Although the book at its inception was characterized by such mathematical regularity, its later course was less predictable.

“I wanted to describe the American professionals as they are taking up Judaism and attempting to interleave Torah with science, which is why I began the book in what is now the second part, when Beth, the religious student, arrives in Israel.  I skipped over the first part, ‘Two Fistfuls of Frustration’.  I gave the manuscript to friends to read and they complained:  ‘Who is this Beth?  Where did she come from?  Who are her parents? What motivates her?’ I asked the readers to accept Beth as I presented her and follow her from there on but I encountered staunch opposition.  ‘You can’t do that,’ they all said, ‘It is impossible to take such an unknown heroine and follow her from the middle of her path and onward.’ 

Thus I went back to the beginning and wrote the first part as well, including an acquaintanceship with Beth from childhood, with her parents and her extended family.  I described her high school career (including her experiences as a finalist in the Westinghouse Science Talent Search and winning the election for the ‘President’ of the youth group in her Conservative synagogue) until the middle of her university studies as she is trying to combine Judaism and a career.

After the fact I was satisfied with the change, for the work was more complete.  I gave the draft to other readers, and when the responses were satisfactory, I continued to flesh out the original skeletal plot.  I followed Beth and Lynn for long years until each of them reached a certain independence.  Incidently, people ask me if the story is true:  it is based on incidents that actually occurred, but the main characters themselves are fictional.

▶ Provided data
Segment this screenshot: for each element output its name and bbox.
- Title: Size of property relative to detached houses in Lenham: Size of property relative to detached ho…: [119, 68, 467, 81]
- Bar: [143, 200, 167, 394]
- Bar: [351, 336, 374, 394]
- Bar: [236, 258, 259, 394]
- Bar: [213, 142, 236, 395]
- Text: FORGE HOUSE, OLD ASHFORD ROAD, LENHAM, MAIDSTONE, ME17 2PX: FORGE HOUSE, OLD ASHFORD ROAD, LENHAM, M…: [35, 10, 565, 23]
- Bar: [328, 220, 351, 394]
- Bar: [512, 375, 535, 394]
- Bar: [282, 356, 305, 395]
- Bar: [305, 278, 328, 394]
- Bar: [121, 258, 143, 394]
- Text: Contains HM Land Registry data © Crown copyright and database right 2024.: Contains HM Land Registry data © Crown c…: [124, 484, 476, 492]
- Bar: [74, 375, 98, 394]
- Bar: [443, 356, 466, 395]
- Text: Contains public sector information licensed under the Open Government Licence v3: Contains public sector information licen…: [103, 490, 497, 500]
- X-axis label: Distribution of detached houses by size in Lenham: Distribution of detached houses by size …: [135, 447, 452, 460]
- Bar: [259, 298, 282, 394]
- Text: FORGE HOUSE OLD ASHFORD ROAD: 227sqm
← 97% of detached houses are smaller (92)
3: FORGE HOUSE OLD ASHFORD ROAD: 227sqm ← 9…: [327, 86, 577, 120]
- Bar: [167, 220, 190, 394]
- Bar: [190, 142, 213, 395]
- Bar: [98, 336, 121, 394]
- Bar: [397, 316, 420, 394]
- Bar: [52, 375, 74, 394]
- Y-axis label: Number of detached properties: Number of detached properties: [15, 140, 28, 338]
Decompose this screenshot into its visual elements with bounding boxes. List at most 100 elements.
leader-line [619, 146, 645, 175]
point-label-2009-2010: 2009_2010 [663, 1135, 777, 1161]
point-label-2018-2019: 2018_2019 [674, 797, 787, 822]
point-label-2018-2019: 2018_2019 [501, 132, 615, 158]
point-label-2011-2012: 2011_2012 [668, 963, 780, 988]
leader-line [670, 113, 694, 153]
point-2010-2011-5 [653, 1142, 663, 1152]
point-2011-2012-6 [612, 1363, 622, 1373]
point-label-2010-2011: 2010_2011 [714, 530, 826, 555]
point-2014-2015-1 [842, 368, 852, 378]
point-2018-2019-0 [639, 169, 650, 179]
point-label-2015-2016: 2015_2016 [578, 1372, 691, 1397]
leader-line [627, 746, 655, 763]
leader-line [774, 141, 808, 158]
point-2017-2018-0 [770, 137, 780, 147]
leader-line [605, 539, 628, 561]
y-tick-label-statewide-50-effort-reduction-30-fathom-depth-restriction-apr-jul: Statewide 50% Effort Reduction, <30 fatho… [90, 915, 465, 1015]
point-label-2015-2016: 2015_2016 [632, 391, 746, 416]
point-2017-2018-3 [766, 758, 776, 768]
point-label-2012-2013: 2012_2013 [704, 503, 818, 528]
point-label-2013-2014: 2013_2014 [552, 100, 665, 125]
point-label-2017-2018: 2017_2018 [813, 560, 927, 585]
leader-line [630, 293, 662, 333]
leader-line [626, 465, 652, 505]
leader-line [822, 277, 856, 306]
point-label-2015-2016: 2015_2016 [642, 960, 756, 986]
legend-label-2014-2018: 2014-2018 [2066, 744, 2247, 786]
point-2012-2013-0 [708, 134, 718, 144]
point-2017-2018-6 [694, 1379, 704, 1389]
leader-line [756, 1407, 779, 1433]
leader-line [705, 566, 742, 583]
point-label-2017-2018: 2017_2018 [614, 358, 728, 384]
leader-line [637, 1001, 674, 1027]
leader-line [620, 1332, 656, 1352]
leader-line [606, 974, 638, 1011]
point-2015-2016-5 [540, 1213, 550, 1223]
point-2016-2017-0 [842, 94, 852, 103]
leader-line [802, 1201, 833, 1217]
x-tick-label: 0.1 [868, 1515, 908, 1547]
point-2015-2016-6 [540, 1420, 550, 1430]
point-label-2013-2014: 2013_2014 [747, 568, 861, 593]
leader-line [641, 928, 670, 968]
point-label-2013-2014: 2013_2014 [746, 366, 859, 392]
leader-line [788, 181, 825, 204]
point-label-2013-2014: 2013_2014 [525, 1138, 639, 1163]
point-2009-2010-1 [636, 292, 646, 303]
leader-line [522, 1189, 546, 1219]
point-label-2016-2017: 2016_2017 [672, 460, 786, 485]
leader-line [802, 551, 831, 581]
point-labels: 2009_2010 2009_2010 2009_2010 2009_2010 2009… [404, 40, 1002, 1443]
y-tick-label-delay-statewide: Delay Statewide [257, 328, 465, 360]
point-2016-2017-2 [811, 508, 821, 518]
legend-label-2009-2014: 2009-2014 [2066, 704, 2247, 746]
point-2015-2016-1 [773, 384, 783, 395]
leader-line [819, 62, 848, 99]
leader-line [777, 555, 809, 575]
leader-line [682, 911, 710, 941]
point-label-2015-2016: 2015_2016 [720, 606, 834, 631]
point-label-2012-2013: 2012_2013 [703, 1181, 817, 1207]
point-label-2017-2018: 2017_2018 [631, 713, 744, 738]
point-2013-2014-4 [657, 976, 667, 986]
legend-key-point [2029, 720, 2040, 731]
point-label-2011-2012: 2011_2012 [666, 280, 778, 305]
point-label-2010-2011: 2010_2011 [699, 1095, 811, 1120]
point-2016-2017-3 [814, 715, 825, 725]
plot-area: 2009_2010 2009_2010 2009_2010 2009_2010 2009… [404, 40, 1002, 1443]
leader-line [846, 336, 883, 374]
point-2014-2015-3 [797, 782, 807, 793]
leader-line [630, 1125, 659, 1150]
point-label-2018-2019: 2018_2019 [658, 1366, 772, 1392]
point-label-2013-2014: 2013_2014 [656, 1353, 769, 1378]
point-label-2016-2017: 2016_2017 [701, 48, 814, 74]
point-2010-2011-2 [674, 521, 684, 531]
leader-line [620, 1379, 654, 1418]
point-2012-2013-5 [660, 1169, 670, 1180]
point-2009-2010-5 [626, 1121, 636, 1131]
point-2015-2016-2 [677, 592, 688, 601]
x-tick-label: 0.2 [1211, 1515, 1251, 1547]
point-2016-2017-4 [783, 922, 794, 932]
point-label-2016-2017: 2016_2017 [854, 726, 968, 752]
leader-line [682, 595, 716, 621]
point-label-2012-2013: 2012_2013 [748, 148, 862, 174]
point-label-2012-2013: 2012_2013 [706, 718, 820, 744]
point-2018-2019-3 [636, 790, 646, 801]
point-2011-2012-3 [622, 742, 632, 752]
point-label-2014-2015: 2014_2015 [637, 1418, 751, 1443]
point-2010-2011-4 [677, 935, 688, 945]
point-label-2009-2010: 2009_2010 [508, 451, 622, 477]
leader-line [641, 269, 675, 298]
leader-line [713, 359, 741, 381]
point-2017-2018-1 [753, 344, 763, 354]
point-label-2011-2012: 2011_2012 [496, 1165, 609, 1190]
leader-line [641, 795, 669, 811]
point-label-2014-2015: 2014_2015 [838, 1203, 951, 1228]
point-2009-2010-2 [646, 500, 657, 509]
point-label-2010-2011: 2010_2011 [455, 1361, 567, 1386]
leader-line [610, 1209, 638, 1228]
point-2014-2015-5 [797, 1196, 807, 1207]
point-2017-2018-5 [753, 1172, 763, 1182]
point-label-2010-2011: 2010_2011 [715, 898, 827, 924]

▶ Your task
In the text about writing the novel, what competition was Beth a finalist in during high school?

▶ Exercise output
The Westinghouse Science Talent Search.